## DIRECTION 1
For the Redshift Snowpipe article, decide whether each statement agrees with it: (a) the S3 bucket is set up before any Redshift infrastructure, (b) the bucket is encrypted by default with AWS KMS, and (c) only the bucket's name is exported from the stack. Answer yes or no for each and quote the deciding words.
## DIRECTION 2
Print the passage of the Redshift Snowpipe article starting at "I’d love to" and ending at "the Redshift cluster.".

## DOCUMENT EXCERPT
────────
Skip to content
GitHub LinkedIn

Building a Snowpipe equivalent for Redshift

My last tutorial type article (Moving to functionless Step Functions) seemed to pick up some traction, so here’s another!

At work (Inawisdom) we’ve been seeing an increased use of Snowflake as an alternative to Redshift for data warehouse solutions. One really nice feature that I came across within Snowflake is Snowpipe. It allows data to be automatically loaded into the Snowflake data warehouse when an object is put into S3.

I’d love to have a native AWS way to do this where Redshift is the target data warehouse, for those use cases where extract-load-transform is the desired method (e.g. get the data into Redshift and then something like dbt to build data models).

Let’s get started on setting this up!

Setting up a source bucket

Before Redshift related infrastructure is looked at, an S3 bucket needs to be created for source files to be uploaded to. The reason that we create a bucket first is so we can reference the ARN later in IAM policies attached to the role on the Redshift cluster.

The bucket is configured to publish events to EventBridge. We configure this via the NotificationConfiguration property on the CloudFormation resource. This allows creation of EventBridge rules later to respond to an object being uploaded.

# cloudformation/s3-bucket.yaml

AWSTemplateFormatVersion: "2010-09-09"
Description: "Creates an S3 bucket for source files to be uploaded to"

Resources:
  Bucket:
    Type: "AWS::S3::Bucket"
    Properties: 
      BucketName: !Sub "data-platform-source-bucket-${AWS::Region}"
      NotificationConfiguration:
        EventBridgeConfiguration:
          EventBridgeEnabled: true
      BucketEncryption:
        ServerSideEncryptionConfiguration:
          - ServerSideEncryptionByDefault:
              SSEAlgorithm: AES256
      PublicAccessBlockConfiguration:
        BlockPublicAcls: true
        BlockPublicPolicy: true
        IgnorePublicAcls: true
        RestrictPublicBuckets: true

Outputs:
  DataPlatformSourceBucketName:
    Export: 
      Name: "DataPlatformSourceBucketName"
    Description: "The name of the source bucket"
    Value: !Ref "Bucket"
  DataPlatformSourceBucketArn:
    Export: 
      Name: "DataPlatformSourceBucketArn"
    Description: "The ARN of the source bucket"
    Value: !GetAtt "Bucket.Arn"

The name and ARN of the bucket are exported from the created CloudFormation stack for use in later stacks.
────────
## GIVEN ENTRIES

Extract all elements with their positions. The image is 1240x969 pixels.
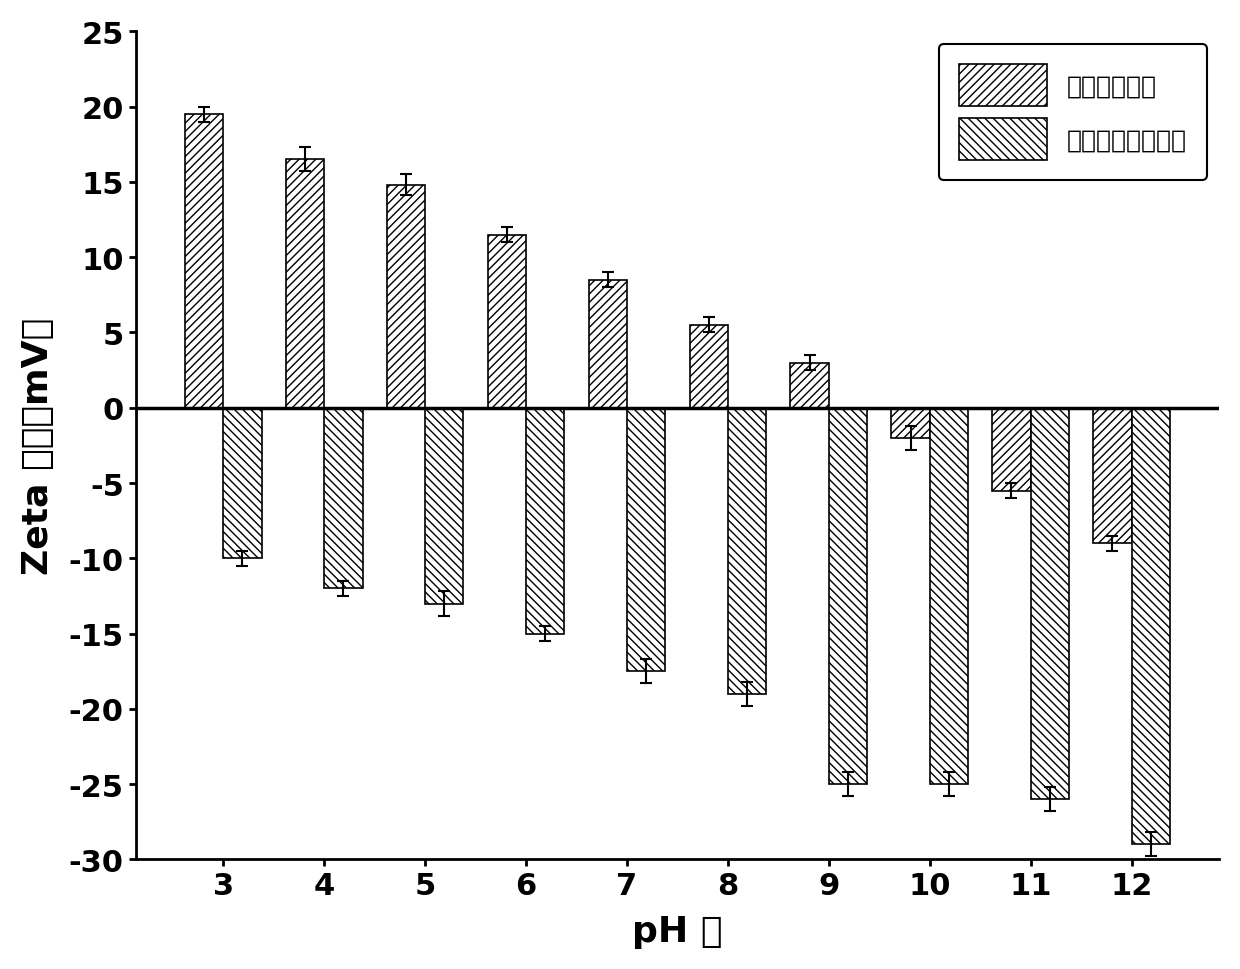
Bar xyxy=(425,408,464,604)
Bar xyxy=(223,408,262,559)
Bar xyxy=(1030,408,1069,799)
Bar xyxy=(689,326,728,408)
Bar xyxy=(286,160,324,408)
Bar xyxy=(185,115,223,408)
Bar xyxy=(1132,408,1169,845)
Bar xyxy=(828,408,867,784)
Bar xyxy=(589,280,627,408)
Bar xyxy=(627,408,666,672)
Bar xyxy=(930,408,968,784)
Legend: 明胶纳米粒子, 聚多巴胺纳米粒子: 明胶纳米粒子, 聚多巴胺纳米粒子 xyxy=(939,45,1207,181)
Bar xyxy=(728,408,766,694)
X-axis label: pH 値: pH 値 xyxy=(632,914,723,949)
Y-axis label: Zeta 电位（mV）: Zeta 电位（mV） xyxy=(21,318,55,575)
Bar xyxy=(790,363,828,408)
Bar xyxy=(892,408,930,438)
Bar xyxy=(487,235,526,408)
Bar xyxy=(387,186,425,408)
Bar xyxy=(1094,408,1132,544)
Bar xyxy=(526,408,564,634)
Bar xyxy=(324,408,362,589)
Bar xyxy=(992,408,1030,491)
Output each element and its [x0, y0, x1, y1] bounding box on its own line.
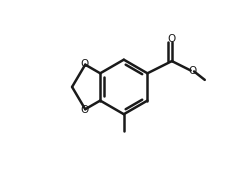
────────
## TASK RESPONSE 1
(a) Yes: "Before Redshift related infrastructure is looked at, an S3 bucket needs to be created for source files to be uploaded to."
(b) No: "SSEAlgorithm: AES256"
(c) No: "The name and ARN of the bucket are exported from the created CloudFormation stack for use in later stacks."

## TASK RESPONSE 2
I’d love to have a native AWS way to do this where Redshift is the target data warehouse, for those use cases where extract-load-transform is the desired method (e.g. get the data into Redshift and then something like dbt to build data models).

Let’s get started on setting this up!

Setting up a source bucket

Before Redshift related infrastructure is looked at, an S3 bucket needs to be created for source files to be uploaded to. The reason that we create a bucket first is so we can reference the ARN later in IAM policies attached to the role on the Redshift cluster.